REQUIREMENTS
Review the lines that follow and copy each one that contains the word "cmΔt".

Rows from a dataset:
_ _ _ _ _ _ _

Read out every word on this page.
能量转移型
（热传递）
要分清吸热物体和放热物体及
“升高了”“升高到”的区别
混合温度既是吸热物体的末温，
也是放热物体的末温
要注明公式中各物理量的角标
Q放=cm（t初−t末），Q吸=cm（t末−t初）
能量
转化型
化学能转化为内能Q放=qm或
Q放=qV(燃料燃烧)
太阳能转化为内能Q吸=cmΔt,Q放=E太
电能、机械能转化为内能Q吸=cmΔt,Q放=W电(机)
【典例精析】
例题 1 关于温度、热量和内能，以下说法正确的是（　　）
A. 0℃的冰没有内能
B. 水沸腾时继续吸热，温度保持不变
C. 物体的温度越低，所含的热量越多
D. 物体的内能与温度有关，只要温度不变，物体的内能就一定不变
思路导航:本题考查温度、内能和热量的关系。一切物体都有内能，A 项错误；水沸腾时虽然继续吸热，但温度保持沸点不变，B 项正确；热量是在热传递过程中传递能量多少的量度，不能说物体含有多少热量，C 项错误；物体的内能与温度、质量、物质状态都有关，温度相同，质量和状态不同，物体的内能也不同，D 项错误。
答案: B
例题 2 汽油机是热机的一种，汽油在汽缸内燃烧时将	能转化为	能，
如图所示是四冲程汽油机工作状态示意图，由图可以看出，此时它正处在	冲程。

_ _ _ _ _ _ _

WRITTEN RESPONSE
太阳能转化为内能Q吸=cmΔt,Q放=E太
电能、机械能转化为内能Q吸=cmΔt,Q放=W电(机)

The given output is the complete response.